• [Required tasks]
1. In the cubesat protocol thread, which dialect of C does the code use, the one that permits zero-length arrays?
2. Could you rewrite the cubesat protocol thread from "This is GNU" to "the cast matter?", replacing "endianness" with "byte order"?

• [Excerpted text]

------------------------------

1

A friend of mine posted this problem on Facebook the other day, and for the life of me I can't figure it out. He's writing a client and server using the cubesat protocol. For some reason when he casts the data member of the protocol struct to a pointer, his data appears to be mangled.

Client code snippet:

uint32_t data[3] = { 1234U, 5678U, 9101U };
memcpy(packet->data32, data, sizeof(data));
packet->length = sizeof(data);
csp_send(connection, packet, 1000);

Server code snippet:

uint32_t *data = (uint32_t *)(packet->data32);
printf("Packet received on %i: %u\r\n", PORT, data[0]);
printf("Packet received on %i: %u\r\n", PORT, data[1]);
printf("Packet received on %i: %u\r\n", PORT, data[2]);
printf("Packet received on %i: %u, %u, %u\r\n", PORT, data[0], data[1], data[2]);

Output this code produces:

Packet received on 15: 2182284498
Packet received on 15: 5678
Packet received on 15: 9101
Packet received on 15: 80904723, 372113408, 596443136

Output a casual reader of this code would expect:

Packet received on 15: 1234
Packet received on 15: 5678
Packet received on 15: 9101
Packet received on 15: 1234, 5678, 9101

After some fiddling he's told me that he gets the correct output if he doesn't cast the data32 member of the struct to a uint32_t*.

From my own research, packet is of type csp_packet_t, which is defined as:

typedef struct __attribute__((__packed__)) {
        uint8_t padding[CSP_PADDING_BYTES];     // Interface dependent padding
        uint16_t length;                        // Length field must be just before CSP ID
        csp_id_t id;                            // CSP id must be just before data
        union {
                uint8_t data[0];                // This just points to the rest of the buffer, without a size indication.
                uint16_t data16[0];             // The data 16 and 32 types makes it easy to reference an integer (properly aligned)
                uint32_t data32[0];             // - without the compiler warning about strict aliasing rules.
        };
} csp_packet_t;

The full header file is here.

This is GNU C, so zero-length arrays are allowed.

I do not know the word size or endianness of the architecture on either side.

So, simply put - what's going on here? Why does the cast matter?

------------------------------

[Data extracted from a collection]
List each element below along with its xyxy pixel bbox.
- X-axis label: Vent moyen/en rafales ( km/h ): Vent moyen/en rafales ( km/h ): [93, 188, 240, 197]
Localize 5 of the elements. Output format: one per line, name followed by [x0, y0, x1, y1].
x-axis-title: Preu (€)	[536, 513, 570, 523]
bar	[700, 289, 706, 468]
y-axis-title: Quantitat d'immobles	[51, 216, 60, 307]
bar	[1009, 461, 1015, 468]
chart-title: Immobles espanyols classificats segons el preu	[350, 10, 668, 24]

------------------------------

• [Answer set]
1. GNU C.

2.
This is GNU C, so zero-length arrays are allowed.

I do not know the word size or byte order of the architecture on either side.

So, simply put - what's going on here? Why does the cast matter?